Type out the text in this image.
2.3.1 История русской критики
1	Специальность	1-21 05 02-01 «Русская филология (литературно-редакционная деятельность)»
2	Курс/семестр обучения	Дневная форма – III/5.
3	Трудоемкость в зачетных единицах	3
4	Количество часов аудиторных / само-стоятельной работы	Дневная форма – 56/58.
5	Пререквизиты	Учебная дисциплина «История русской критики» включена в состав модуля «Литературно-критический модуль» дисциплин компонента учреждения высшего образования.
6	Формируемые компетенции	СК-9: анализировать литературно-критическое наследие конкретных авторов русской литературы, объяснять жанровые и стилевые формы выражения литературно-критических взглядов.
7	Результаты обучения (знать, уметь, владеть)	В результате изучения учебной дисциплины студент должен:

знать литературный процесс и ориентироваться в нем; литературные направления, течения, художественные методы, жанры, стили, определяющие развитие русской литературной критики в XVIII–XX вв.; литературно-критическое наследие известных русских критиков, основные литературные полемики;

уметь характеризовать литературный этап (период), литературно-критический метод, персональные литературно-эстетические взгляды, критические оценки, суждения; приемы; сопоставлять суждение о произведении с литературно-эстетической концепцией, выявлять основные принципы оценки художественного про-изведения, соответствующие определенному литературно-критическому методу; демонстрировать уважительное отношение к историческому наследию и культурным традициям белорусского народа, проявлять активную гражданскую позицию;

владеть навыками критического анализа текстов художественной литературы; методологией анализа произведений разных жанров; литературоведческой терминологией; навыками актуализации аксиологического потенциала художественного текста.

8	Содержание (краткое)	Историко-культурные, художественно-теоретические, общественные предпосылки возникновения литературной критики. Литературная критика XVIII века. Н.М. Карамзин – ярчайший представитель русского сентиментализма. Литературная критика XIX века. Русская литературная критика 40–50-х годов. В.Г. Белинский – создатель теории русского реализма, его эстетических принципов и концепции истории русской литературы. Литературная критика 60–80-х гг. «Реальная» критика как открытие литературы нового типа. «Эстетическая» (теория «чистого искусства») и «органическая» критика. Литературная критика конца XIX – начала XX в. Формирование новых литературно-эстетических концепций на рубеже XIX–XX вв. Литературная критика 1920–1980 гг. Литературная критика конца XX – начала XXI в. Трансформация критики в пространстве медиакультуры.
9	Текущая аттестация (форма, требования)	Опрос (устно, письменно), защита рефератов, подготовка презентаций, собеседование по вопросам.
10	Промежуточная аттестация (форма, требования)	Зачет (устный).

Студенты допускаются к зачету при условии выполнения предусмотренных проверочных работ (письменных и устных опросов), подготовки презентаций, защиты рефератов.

== == ==

What is asked >> Extract the data exactly as given.

Result for this task >>
Type out the text in this image.
2.3.1 История русской критики
1	Специальность	1-21 05 02-01 «Русская филология (литературно-редакционная деятельность)»
2	Курс/семестр обучения	Дневная форма – III/5.
3	Трудоемкость в зачетных единицах	3
4	Количество часов аудиторных / само-стоятельной работы	Дневная форма – 56/58.
5	Пререквизиты	Учебная дисциплина «История русской критики» включена в состав модуля «Литературно-критический модуль» дисциплин компонента учреждения высшего образования.
6	Формируемые компетенции	СК-9: анализировать литературно-критическое наследие конкретных авторов русской литературы, объяснять жанровые и стилевые формы выражения литературно-критических взглядов.
7	Результаты обучения (знать, уметь, владеть)	В результате изучения учебной дисциплины студент должен:

знать литературный процесс и ориентироваться в нем; литературные направления, течения, художественные методы, жанры, стили, определяющие развитие русской литературной критики в XVIII–XX вв.; литературно-критическое наследие известных русских критиков, основные литературные полемики;

уметь характеризовать литературный этап (период), литературно-критический метод, персональные литературно-эстетические взгляды, критические оценки, суждения; приемы; сопоставлять суждение о произведении с литературно-эстетической концепцией, выявлять основные принципы оценки художественного про-изведения, соответствующие определенному литературно-критическому методу; демонстрировать уважительное отношение к историческому наследию и культурным традициям белорусского народа, проявлять активную гражданскую позицию;

владеть навыками критического анализа текстов художественной литературы; методологией анализа произведений разных жанров; литературоведческой терминологией; навыками актуализации аксиологического потенциала художественного текста.

8	Содержание (краткое)	Историко-культурные, художественно-теоретические, общественные предпосылки возникновения литературной критики. Литературная критика XVIII века. Н.М. Карамзин – ярчайший представитель русского сентиментализма. Литературная критика XIX века. Русская литературная критика 40–50-х годов. В.Г. Белинский – создатель теории русского реализма, его эстетических принципов и концепции истории русской литературы. Литературная критика 60–80-х гг. «Реальная» критика как открытие литературы нового типа. «Эстетическая» (теория «чистого искусства») и «органическая» критика. Литературная критика конца XIX – начала XX в. Формирование новых литературно-эстетических концепций на рубеже XIX–XX вв. Литературная критика 1920–1980 гг. Литературная критика конца XX – начала XXI в. Трансформация критики в пространстве медиакультуры.
9	Текущая аттестация (форма, требования)	Опрос (устно, письменно), защита рефератов, подготовка презентаций, собеседование по вопросам.
10	Промежуточная аттестация (форма, требования)	Зачет (устный).

Студенты допускаются к зачету при условии выполнения предусмотренных проверочных работ (письменных и устных опросов), подготовки презентаций, защиты рефератов.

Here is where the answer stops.